Lines of data
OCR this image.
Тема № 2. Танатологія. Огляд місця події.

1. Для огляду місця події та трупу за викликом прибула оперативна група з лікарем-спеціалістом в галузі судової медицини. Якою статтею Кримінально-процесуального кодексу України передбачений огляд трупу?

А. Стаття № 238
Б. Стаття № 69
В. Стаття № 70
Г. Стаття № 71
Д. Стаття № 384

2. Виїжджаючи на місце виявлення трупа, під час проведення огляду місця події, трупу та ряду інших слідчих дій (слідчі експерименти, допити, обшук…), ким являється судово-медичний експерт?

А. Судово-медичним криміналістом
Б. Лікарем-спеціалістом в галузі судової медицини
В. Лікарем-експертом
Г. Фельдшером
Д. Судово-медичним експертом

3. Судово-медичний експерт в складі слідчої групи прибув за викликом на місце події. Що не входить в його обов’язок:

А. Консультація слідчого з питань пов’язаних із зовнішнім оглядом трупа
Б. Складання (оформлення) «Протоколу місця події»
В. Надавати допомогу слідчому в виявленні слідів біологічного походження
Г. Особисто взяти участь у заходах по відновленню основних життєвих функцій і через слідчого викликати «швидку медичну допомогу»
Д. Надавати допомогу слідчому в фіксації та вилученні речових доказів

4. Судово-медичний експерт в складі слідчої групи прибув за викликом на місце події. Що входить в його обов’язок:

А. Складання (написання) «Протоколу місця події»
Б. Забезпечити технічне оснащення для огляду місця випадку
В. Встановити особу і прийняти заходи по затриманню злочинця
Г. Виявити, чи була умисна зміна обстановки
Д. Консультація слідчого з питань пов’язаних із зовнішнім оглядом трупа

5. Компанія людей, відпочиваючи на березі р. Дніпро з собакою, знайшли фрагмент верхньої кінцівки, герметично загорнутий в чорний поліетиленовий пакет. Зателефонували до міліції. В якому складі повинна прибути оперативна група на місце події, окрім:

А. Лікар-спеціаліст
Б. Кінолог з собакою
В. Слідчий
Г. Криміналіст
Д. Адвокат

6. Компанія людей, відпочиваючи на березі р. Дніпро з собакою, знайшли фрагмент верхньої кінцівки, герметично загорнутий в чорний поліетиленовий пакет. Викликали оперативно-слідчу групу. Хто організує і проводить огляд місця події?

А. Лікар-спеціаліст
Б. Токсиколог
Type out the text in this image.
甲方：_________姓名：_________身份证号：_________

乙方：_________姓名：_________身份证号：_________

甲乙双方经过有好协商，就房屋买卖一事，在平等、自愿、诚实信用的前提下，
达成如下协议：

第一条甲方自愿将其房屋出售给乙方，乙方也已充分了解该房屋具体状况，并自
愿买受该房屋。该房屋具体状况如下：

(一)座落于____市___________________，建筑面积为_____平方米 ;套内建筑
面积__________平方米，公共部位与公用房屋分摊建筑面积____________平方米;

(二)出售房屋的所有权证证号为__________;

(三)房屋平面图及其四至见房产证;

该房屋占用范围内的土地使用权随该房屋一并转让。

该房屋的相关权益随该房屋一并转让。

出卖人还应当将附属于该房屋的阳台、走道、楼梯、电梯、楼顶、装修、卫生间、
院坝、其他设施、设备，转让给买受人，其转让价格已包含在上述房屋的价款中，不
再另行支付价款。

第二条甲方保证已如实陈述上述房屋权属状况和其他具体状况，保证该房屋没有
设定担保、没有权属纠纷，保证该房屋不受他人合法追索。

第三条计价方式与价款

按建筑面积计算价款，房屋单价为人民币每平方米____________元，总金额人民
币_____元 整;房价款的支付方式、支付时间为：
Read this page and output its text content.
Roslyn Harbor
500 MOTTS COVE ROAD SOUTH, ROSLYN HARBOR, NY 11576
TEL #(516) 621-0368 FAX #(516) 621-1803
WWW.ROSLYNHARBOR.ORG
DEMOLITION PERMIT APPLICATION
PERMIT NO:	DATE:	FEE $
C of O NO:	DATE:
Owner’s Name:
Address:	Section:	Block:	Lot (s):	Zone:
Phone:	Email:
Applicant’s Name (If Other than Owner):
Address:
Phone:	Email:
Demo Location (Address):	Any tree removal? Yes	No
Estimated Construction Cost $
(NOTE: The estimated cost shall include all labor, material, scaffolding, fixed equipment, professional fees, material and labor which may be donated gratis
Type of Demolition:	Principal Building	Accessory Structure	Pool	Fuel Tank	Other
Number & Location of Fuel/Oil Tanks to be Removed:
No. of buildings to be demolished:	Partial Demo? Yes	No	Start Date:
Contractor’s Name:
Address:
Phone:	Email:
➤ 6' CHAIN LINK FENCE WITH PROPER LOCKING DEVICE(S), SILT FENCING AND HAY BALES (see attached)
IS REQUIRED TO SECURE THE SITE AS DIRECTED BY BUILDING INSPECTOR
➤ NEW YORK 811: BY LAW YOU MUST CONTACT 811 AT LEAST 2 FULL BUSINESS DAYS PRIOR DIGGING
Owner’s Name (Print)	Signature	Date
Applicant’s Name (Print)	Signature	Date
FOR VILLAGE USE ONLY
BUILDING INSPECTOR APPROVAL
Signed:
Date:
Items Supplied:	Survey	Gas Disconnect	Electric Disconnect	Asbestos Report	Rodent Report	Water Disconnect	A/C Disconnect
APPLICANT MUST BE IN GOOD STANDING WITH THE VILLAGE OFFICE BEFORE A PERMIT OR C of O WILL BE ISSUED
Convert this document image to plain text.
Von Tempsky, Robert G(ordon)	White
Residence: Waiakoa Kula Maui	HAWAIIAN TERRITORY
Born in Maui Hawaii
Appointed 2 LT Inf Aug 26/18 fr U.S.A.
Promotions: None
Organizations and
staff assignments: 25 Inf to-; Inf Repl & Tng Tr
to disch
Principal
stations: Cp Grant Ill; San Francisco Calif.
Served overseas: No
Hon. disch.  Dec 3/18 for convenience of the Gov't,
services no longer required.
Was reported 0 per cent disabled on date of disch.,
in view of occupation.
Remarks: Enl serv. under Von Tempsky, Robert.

Exercise goal |
Each record above should be restated word for word.

Solution to this exercise |
OCR this image.
Тема № 2. Танатологія. Огляд місця події.

1. Для огляду місця події та трупу за викликом прибула оперативна група з лікарем-спеціалістом в галузі судової медицини. Якою статтею Кримінально-процесуального кодексу України передбачений огляд трупу?

А. Стаття № 238
Б. Стаття № 69
В. Стаття № 70
Г. Стаття № 71
Д. Стаття № 384

2. Виїжджаючи на місце виявлення трупа, під час проведення огляду місця події, трупу та ряду інших слідчих дій (слідчі експерименти, допити, обшук…), ким являється судово-медичний експерт?

А. Судово-медичним криміналістом
Б. Лікарем-спеціалістом в галузі судової медицини
В. Лікарем-експертом
Г. Фельдшером
Д. Судово-медичним експертом

3. Судово-медичний експерт в складі слідчої групи прибув за викликом на місце події. Що не входить в його обов’язок:

А. Консультація слідчого з питань пов’язаних із зовнішнім оглядом трупа
Б. Складання (оформлення) «Протоколу місця події»
В. Надавати допомогу слідчому в виявленні слідів біологічного походження
Г. Особисто взяти участь у заходах по відновленню основних життєвих функцій і через слідчого викликати «швидку медичну допомогу»
Д. Надавати допомогу слідчому в фіксації та вилученні речових доказів

4. Судово-медичний експерт в складі слідчої групи прибув за викликом на місце події. Що входить в його обов’язок:

А. Складання (написання) «Протоколу місця події»
Б. Забезпечити технічне оснащення для огляду місця випадку
В. Встановити особу і прийняти заходи по затриманню злочинця
Г. Виявити, чи була умисна зміна обстановки
Д. Консультація слідчого з питань пов’язаних із зовнішнім оглядом трупа

5. Компанія людей, відпочиваючи на березі р. Дніпро з собакою, знайшли фрагмент верхньої кінцівки, герметично загорнутий в чорний поліетиленовий пакет. Зателефонували до міліції. В якому складі повинна прибути оперативна група на місце події, окрім:

А. Лікар-спеціаліст
Б. Кінолог з собакою
В. Слідчий
Г. Криміналіст
Д. Адвокат

6. Компанія людей, відпочиваючи на березі р. Дніпро з собакою, знайшли фрагмент верхньої кінцівки, герметично загорнутий в чорний поліетиленовий пакет. Викликали оперативно-слідчу групу. Хто організує і проводить огляд місця події?

А. Лікар-спеціаліст
Б. Токсиколог
Type out the text in this image.
甲方：_________姓名：_________身份证号：_________

乙方：_________姓名：_________身份证号：_________

甲乙双方经过有好协商，就房屋买卖一事，在平等、自愿、诚实信用的前提下，
达成如下协议：

第一条甲方自愿将其房屋出售给乙方，乙方也已充分了解该房屋具体状况，并自
愿买受该房屋。该房屋具体状况如下：

(一)座落于____市___________________，建筑面积为_____平方米 ;套内建筑
面积__________平方米，公共部位与公用房屋分摊建筑面积____________平方米;

(二)出售房屋的所有权证证号为__________;

(三)房屋平面图及其四至见房产证;

该房屋占用范围内的土地使用权随该房屋一并转让。

该房屋的相关权益随该房屋一并转让。

出卖人还应当将附属于该房屋的阳台、走道、楼梯、电梯、楼顶、装修、卫生间、
院坝、其他设施、设备，转让给买受人，其转让价格已包含在上述房屋的价款中，不
再另行支付价款。

第二条甲方保证已如实陈述上述房屋权属状况和其他具体状况，保证该房屋没有
设定担保、没有权属纠纷，保证该房屋不受他人合法追索。

第三条计价方式与价款

按建筑面积计算价款，房屋单价为人民币每平方米____________元，总金额人民
币_____元 整;房价款的支付方式、支付时间为：
Read this page and output its text content.
Roslyn Harbor
500 MOTTS COVE ROAD SOUTH, ROSLYN HARBOR, NY 11576
TEL #(516) 621-0368 FAX #(516) 621-1803
WWW.ROSLYNHARBOR.ORG
DEMOLITION PERMIT APPLICATION
PERMIT NO:	DATE:	FEE $
C of O NO:	DATE:
Owner’s Name:
Address:	Section:	Block:	Lot (s):	Zone:
Phone:	Email:
Applicant’s Name (If Other than Owner):
Address:
Phone:	Email:
Demo Location (Address):	Any tree removal? Yes	No
Estimated Construction Cost $
(NOTE: The estimated cost shall include all labor, material, scaffolding, fixed equipment, professional fees, material and labor which may be donated gratis
Type of Demolition:	Principal Building	Accessory Structure	Pool	Fuel Tank	Other
Number & Location of Fuel/Oil Tanks to be Removed:
No. of buildings to be demolished:	Partial Demo? Yes	No	Start Date:
Contractor’s Name:
Address:
Phone:	Email:
➤ 6' CHAIN LINK FENCE WITH PROPER LOCKING DEVICE(S), SILT FENCING AND HAY BALES (see attached)
IS REQUIRED TO SECURE THE SITE AS DIRECTED BY BUILDING INSPECTOR
➤ NEW YORK 811: BY LAW YOU MUST CONTACT 811 AT LEAST 2 FULL BUSINESS DAYS PRIOR DIGGING
Owner’s Name (Print)	Signature	Date
Applicant’s Name (Print)	Signature	Date
FOR VILLAGE USE ONLY
BUILDING INSPECTOR APPROVAL
Signed:
Date:
Items Supplied:	Survey	Gas Disconnect	Electric Disconnect	Asbestos Report	Rodent Report	Water Disconnect	A/C Disconnect
APPLICANT MUST BE IN GOOD STANDING WITH THE VILLAGE OFFICE BEFORE A PERMIT OR C of O WILL BE ISSUED
Convert this document image to plain text.
Von Tempsky, Robert G(ordon)	White
Residence: Waiakoa Kula Maui	HAWAIIAN TERRITORY
Born in Maui Hawaii
Appointed 2 LT Inf Aug 26/18 fr U.S.A.
Promotions: None
Organizations and
staff assignments: 25 Inf to-; Inf Repl & Tng Tr
to disch
Principal
stations: Cp Grant Ill; San Francisco Calif.
Served overseas: No
Hon. disch.  Dec 3/18 for convenience of the Gov't,
services no longer required.
Was reported 0 per cent disabled on date of disch.,
in view of occupation.
Remarks: Enl serv. under Von Tempsky, Robert.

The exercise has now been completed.